WHAT IS REQUIRED » Show all lines of the listing that hold the word "this".

MATERIAL FOR THE TASK »
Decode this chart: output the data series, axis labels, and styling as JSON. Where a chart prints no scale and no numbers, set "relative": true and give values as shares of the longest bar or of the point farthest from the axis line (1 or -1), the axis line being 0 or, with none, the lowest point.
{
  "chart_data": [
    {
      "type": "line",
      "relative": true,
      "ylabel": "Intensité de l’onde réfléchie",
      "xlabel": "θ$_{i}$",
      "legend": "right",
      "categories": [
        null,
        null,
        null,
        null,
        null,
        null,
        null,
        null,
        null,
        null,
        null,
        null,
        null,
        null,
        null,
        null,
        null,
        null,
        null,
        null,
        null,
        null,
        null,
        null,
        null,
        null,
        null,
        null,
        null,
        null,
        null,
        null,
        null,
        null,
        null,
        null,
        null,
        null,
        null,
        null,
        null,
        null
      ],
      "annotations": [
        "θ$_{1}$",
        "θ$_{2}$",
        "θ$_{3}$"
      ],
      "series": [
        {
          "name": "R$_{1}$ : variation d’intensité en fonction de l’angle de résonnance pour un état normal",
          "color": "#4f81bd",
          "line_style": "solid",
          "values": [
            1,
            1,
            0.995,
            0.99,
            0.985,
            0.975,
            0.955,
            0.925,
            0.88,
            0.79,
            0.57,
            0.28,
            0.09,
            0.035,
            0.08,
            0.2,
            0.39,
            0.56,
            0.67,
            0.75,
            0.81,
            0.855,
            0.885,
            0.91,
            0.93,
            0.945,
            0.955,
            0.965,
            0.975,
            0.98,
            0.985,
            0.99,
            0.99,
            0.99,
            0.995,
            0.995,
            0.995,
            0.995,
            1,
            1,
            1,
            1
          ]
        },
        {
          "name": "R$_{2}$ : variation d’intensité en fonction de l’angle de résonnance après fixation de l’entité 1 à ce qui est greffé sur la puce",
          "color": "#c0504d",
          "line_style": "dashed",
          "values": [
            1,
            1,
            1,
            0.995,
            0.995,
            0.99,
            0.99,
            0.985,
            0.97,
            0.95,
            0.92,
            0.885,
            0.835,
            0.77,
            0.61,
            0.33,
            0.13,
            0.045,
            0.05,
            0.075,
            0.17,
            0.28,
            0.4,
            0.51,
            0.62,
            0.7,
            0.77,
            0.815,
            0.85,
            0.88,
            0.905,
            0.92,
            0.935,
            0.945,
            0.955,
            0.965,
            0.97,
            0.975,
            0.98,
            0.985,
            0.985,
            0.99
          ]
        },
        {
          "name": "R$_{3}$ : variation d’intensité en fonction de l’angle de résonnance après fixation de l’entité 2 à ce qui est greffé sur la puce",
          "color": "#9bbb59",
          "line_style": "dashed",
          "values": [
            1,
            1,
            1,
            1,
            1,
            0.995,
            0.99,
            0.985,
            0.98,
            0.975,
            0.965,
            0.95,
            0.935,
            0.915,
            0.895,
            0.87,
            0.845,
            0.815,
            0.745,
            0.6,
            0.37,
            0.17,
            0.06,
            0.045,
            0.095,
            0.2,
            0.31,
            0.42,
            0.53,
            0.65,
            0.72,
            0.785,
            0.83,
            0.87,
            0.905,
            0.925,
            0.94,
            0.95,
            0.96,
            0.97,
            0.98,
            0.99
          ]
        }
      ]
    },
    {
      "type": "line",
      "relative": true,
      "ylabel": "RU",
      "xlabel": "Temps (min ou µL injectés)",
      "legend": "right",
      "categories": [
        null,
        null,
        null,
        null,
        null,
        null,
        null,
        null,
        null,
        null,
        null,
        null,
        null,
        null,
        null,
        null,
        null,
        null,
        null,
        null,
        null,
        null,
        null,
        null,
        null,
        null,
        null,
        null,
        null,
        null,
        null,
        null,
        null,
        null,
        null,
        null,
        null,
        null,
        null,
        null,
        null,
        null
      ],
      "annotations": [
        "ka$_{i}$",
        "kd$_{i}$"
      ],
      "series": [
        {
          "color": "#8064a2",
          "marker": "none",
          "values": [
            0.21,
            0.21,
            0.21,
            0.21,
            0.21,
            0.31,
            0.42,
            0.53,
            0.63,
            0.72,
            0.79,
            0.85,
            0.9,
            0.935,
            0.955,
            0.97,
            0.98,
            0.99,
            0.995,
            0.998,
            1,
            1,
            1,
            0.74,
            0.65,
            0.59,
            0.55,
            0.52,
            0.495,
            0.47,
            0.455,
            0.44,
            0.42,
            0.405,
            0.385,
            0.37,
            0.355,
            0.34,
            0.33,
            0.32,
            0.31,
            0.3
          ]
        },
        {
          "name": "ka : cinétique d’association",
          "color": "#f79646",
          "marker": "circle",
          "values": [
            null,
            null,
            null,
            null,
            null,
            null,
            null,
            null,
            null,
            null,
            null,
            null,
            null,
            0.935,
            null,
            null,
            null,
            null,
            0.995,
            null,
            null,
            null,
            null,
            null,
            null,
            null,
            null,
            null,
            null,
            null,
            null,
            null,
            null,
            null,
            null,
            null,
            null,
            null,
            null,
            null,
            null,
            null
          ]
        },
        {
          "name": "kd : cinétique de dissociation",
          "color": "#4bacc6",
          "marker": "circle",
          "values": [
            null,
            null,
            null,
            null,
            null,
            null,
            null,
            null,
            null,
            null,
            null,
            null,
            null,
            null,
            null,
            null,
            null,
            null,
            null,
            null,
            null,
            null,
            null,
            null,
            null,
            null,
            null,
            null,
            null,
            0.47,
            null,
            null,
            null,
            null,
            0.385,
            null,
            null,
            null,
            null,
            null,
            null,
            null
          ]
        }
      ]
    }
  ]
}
* * *
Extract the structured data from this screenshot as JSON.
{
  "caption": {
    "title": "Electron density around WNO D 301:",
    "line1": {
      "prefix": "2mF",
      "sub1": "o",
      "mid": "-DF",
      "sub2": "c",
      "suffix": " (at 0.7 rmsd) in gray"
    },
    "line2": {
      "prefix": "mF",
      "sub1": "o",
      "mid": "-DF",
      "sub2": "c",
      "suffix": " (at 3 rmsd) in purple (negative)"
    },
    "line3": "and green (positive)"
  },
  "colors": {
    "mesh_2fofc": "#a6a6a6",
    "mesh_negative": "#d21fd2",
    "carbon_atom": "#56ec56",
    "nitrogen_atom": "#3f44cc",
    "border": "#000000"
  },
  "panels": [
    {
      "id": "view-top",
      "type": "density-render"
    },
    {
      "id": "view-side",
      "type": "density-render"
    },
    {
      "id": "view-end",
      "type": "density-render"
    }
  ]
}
---
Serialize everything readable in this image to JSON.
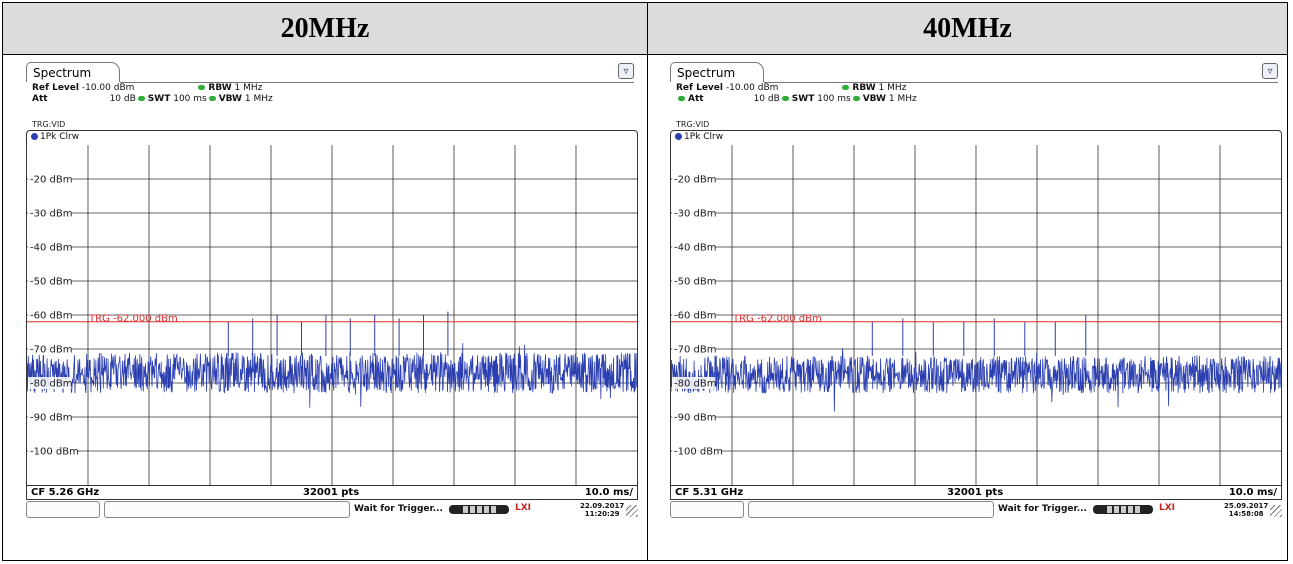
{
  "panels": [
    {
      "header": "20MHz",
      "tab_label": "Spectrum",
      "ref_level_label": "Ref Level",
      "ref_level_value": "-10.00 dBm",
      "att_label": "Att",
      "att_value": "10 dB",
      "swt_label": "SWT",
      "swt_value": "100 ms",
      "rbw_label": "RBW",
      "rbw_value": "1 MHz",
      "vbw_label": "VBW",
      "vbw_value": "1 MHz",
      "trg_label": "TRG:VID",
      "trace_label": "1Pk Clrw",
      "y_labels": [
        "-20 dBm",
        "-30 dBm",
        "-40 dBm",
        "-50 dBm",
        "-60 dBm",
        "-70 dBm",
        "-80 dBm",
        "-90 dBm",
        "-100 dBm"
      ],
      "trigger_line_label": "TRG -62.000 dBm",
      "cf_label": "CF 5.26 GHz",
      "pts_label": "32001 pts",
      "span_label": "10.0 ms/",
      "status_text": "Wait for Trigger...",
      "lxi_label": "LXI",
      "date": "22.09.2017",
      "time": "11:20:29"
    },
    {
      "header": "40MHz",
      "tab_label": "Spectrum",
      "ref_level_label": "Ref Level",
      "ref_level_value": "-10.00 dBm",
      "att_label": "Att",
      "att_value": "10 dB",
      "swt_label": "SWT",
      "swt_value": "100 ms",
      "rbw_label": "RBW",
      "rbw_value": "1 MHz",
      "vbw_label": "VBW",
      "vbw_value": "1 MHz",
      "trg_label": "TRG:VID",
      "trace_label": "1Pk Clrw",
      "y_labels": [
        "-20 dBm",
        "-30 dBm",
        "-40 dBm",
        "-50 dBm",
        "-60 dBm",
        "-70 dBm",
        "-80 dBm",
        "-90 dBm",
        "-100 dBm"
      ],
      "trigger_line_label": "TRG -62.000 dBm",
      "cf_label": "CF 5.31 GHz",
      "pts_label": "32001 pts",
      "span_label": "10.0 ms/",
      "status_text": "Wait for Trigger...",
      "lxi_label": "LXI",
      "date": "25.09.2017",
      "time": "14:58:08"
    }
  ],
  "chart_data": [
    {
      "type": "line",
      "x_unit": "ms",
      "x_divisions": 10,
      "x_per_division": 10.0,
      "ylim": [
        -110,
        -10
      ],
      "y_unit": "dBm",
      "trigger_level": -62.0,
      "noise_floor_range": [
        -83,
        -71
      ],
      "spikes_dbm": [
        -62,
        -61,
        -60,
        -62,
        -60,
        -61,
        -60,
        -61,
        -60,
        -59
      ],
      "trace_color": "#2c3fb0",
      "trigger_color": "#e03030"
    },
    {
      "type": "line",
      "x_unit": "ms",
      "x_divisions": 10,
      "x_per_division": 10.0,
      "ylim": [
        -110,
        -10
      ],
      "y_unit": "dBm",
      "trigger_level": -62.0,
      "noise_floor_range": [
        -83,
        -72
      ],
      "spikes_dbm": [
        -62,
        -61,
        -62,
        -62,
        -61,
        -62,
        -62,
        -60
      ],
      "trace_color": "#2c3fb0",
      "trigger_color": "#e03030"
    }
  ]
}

ANSWER BELOW »
Decode this chart: output the data series, axis labels, and styling as JSON. Where a chart prints no scale and no numbers, set "relative": true and give values as shares of the longest bar or of the point farthest from the axis line (1 or -1), the axis line being 0 or, with none, the lowest point.
Extract the structured data from this screenshot as JSON.
Serialize everything readable in this image to JSON.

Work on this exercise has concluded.